#### [Task instructions]
Copy the entries from the beginning through the line containing "piece-black-pawn-g7[interactable]: ♟: [239, 54, 265, 83]", and rename "interactable" to "clickable" wherever it occurs, leaving everything else as it is.
* Begin Given records *
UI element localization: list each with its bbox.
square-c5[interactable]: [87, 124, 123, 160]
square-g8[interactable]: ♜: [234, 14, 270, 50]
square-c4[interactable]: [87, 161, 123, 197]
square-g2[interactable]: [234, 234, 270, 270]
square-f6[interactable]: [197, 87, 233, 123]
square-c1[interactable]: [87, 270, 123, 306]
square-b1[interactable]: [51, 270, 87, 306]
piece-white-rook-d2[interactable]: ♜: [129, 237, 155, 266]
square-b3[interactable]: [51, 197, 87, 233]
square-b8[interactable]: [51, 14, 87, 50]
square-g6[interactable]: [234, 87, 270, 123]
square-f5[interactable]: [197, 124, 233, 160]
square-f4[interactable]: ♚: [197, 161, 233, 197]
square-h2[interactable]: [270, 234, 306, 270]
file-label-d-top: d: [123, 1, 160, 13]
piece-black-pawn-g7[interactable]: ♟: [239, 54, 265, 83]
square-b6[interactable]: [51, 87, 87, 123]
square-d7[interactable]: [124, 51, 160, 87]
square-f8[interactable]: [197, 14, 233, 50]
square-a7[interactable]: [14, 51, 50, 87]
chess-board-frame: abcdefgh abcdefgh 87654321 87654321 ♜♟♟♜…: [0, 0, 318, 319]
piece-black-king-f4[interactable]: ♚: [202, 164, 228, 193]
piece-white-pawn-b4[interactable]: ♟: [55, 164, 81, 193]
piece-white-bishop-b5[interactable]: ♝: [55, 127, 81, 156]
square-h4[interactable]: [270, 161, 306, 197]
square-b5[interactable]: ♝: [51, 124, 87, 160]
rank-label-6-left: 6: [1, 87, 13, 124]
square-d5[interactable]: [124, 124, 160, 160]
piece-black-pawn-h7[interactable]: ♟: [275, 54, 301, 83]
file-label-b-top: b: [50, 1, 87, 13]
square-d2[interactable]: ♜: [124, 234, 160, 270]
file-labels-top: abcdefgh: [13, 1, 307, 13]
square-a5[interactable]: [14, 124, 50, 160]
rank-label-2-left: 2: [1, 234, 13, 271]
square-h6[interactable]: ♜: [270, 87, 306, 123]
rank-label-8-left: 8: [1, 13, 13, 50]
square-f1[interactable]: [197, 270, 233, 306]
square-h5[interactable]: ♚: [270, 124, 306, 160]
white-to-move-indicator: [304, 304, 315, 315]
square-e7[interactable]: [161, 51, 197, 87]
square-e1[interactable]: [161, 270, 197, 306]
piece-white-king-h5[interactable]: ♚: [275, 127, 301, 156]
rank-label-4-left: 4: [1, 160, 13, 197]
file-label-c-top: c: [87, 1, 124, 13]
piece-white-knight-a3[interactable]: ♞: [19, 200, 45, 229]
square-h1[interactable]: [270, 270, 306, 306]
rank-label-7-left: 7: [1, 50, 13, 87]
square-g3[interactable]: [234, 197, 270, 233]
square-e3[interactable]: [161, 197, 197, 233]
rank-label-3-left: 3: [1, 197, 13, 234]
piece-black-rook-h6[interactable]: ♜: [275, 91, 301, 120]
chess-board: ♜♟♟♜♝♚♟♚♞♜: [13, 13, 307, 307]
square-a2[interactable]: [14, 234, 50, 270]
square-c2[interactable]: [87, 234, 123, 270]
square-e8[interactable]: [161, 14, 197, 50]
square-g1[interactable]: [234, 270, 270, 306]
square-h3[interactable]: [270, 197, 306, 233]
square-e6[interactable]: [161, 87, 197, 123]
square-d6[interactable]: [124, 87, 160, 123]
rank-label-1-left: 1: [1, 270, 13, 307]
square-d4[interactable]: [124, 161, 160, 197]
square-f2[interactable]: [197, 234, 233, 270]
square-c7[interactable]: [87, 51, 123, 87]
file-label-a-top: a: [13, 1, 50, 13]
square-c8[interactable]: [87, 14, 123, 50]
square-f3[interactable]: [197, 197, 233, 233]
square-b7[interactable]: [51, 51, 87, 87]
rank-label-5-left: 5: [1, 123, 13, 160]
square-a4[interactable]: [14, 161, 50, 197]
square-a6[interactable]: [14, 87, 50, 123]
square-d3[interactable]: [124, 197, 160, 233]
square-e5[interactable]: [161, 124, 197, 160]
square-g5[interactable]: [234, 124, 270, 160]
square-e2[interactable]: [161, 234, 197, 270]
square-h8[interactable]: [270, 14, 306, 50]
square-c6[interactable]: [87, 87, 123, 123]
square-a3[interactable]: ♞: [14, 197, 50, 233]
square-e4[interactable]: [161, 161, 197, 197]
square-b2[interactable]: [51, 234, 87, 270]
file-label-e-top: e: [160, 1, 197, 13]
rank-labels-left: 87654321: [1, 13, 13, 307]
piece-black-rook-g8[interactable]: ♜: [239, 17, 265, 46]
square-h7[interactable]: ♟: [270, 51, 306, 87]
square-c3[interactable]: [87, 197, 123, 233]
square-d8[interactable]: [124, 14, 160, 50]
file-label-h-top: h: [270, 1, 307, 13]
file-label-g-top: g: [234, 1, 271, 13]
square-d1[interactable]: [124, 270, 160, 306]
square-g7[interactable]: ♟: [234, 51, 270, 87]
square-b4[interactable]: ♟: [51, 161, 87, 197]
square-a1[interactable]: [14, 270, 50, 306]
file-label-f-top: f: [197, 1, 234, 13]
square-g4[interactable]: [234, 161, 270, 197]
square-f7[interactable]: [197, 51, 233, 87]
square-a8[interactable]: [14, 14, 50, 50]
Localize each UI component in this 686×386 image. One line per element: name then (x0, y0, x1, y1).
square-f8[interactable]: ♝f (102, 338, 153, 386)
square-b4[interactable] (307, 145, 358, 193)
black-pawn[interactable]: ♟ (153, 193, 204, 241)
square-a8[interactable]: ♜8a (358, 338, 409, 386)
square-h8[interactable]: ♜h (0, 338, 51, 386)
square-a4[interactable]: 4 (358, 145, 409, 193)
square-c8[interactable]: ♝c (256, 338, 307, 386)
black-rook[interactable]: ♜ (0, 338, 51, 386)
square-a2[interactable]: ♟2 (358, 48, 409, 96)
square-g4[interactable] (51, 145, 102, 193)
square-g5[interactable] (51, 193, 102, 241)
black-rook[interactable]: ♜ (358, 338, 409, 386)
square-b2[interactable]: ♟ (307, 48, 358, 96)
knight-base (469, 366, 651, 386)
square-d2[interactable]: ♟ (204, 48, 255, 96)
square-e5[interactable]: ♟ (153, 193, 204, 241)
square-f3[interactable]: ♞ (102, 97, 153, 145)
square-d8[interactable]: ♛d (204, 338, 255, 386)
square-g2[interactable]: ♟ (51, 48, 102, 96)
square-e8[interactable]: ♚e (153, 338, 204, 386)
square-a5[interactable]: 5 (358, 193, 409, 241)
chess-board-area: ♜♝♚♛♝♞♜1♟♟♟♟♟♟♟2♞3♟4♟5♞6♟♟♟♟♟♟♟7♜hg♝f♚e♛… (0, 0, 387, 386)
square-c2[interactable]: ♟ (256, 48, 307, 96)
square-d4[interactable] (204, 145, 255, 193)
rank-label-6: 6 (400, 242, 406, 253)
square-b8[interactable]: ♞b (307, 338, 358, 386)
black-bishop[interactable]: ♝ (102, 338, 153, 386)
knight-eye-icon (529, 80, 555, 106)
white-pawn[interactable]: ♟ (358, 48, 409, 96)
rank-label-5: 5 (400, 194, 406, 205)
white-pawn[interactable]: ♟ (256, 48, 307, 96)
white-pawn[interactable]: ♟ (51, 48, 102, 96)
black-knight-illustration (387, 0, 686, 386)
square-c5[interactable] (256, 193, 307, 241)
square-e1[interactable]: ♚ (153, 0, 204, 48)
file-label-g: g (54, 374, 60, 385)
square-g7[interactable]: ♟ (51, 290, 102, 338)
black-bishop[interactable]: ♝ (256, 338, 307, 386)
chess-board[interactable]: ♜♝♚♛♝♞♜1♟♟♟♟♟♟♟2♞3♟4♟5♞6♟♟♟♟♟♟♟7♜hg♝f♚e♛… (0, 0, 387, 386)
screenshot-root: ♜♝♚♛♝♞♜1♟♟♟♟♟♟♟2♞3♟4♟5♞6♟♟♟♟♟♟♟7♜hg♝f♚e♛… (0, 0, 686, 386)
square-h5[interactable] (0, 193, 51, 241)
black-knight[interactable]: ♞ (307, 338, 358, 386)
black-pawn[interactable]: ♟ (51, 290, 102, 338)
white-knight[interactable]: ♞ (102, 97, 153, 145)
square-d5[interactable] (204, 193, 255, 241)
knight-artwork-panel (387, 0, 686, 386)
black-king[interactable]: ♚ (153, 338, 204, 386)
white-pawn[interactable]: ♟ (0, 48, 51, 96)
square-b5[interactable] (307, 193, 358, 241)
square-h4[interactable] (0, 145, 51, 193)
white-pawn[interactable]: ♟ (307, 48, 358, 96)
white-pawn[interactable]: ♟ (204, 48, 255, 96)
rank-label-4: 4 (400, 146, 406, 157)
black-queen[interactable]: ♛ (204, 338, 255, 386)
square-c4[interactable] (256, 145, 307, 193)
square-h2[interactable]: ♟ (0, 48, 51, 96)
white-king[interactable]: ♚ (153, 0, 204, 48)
* End Given records *
#### [Solution for this task]
UI element localization: list each with its bbox.
square-c5[clickable]: [87, 124, 123, 160]
square-g8[clickable]: ♜: [234, 14, 270, 50]
square-c4[clickable]: [87, 161, 123, 197]
square-g2[clickable]: [234, 234, 270, 270]
square-f6[clickable]: [197, 87, 233, 123]
square-c1[clickable]: [87, 270, 123, 306]
square-b1[clickable]: [51, 270, 87, 306]
piece-white-rook-d2[clickable]: ♜: [129, 237, 155, 266]
square-b3[clickable]: [51, 197, 87, 233]
square-b8[clickable]: [51, 14, 87, 50]
square-g6[clickable]: [234, 87, 270, 123]
square-f5[clickable]: [197, 124, 233, 160]
square-f4[clickable]: ♚: [197, 161, 233, 197]
square-h2[clickable]: [270, 234, 306, 270]
file-label-d-top: d: [123, 1, 160, 13]
piece-black-pawn-g7[clickable]: ♟: [239, 54, 265, 83]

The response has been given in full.